■ Actions to take
1. Repeat, word for word, the passage of the article below on the CBN's dollar sales to BDC operators between "The recent dollar" and "efficient resource allocation.", inclusive.
2. Carry on the article below about the CBN's dollar sales to BDC operators, beginning after its final sentence.

Page excerpt start

Financial experts divided on CBN’s dollar sales to BDC operators

Financial experts are divided over the Central Bank of Nigeria.(CBN)’s decision to sell dollars  to Bureau De Change (BDC) operators below the market rate, with some questioning its transparency and others saying it would  enhance liquidity in the FX market.

The recent dollar sales to BDCs below market rate at N1,101/$1 was the third attempt after a long period of suspension by the Central Bank of Nigeria (CBN) in 2021.

In an exclusive interview with Nairametrics, the experts expressed mixed feelings about the ability the sustain the initiative.

Some analysts criticized the Central Bank of Nigeria’s (CBN) handling of the Naira floating policy, citing a failure to establish a transparent and efficient single foreign exchange market.

They noted that CBN’s selective sales of hard currency to banks and Bureau de Change operators is devoid of transparency and sustainability, stressing the importance of market mechanisms for efficient resource allocation.

Page excerpt end
Record set start

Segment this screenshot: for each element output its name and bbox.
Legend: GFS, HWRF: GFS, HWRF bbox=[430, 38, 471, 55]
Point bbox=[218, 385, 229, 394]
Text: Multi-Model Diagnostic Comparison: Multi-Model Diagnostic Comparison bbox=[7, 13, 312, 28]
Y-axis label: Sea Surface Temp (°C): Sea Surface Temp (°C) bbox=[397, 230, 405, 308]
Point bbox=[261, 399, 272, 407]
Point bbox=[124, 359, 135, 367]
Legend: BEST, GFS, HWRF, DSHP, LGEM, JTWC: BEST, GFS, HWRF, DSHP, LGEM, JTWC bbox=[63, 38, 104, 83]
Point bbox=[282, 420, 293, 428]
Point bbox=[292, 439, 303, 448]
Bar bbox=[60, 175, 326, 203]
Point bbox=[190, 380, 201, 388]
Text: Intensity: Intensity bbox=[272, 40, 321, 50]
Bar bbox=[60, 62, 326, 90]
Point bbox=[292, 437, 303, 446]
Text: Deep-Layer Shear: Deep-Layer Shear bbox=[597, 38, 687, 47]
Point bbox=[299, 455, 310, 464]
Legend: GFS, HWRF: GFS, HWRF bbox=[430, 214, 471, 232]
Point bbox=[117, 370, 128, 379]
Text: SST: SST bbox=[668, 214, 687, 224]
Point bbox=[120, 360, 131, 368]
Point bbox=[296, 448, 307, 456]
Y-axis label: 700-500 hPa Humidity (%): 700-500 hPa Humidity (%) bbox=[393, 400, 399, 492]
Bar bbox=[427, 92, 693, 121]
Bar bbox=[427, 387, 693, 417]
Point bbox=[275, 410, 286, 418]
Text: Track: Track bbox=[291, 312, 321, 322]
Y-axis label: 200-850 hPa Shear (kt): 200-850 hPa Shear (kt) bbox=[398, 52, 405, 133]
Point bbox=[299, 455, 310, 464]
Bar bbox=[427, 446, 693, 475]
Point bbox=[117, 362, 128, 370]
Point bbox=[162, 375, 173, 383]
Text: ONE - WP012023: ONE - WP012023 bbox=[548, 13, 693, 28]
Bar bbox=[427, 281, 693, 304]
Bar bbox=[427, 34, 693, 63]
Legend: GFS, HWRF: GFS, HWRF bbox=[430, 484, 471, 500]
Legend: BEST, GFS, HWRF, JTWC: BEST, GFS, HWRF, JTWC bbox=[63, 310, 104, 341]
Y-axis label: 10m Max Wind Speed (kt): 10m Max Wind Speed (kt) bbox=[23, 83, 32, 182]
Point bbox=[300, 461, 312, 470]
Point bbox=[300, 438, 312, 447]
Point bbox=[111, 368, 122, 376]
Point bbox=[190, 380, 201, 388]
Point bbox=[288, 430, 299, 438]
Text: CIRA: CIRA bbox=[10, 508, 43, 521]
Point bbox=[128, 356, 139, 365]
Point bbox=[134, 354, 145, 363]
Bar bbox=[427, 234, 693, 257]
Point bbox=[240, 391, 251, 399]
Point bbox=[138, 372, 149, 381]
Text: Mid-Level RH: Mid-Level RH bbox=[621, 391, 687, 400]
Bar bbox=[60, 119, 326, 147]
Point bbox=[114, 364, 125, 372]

Record set end

■ In response
1.
The recent dollar sales to BDCs below market rate at N1,101/$1 was the third attempt after a long period of suspension by the Central Bank of Nigeria (CBN) in 2021.

In an exclusive interview with Nairametrics, the experts expressed mixed feelings about the ability the sustain the initiative.

Some analysts criticized the Central Bank of Nigeria’s (CBN) handling of the Naira floating policy, citing a failure to establish a transparent and efficient single foreign exchange market.

They noted that CBN’s selective sales of hard currency to banks and Bureau de Change operators is devoid of transparency and sustainability, stressing the importance of market mechanisms for efficient resource allocation.

2.
However, there are others who support CBN’s sale of foreign exchange to Bureau de Change operators. While acknowledging short-term benefits, they advise the CBN to focus to bolster foreign exchange earnings to safeguard reserves.

According to them, the initiative’s sustainability hinges on enhanced oversight and increased FX reserves.

Recommended reading: CBN sells dollars to BDCs below market rate at N1,101/$1

CBN’s recent dollar sales to BDCs

Nairametrics reported recently that the Central Bank of Nigeria (CBN) issued a circular to Bureau De Change operators (BDCs), informing them of the sale of $10,000 to each BDC at a rate of N1,101/$1.

According to the circular, each BDC is instructed to sell the dollars to eligible customers at a rate not exceeding 1.5% above the purchase price.

This suggests that BDCs are not expected to sell above N1,117/$1. The selling rate is below the N1,251.05/$1 recorded at the end of last week, according to data from the Nigerian Autonomous Foreign Exchange Market (NAFEM).

This is the third attempt by the CBN to sell FX to BDCs after a prolonged period of suspension by the central bank in 2021. The ban was lifted earlier in the year following the revocation of licenses of over 4173 BDC operators in February.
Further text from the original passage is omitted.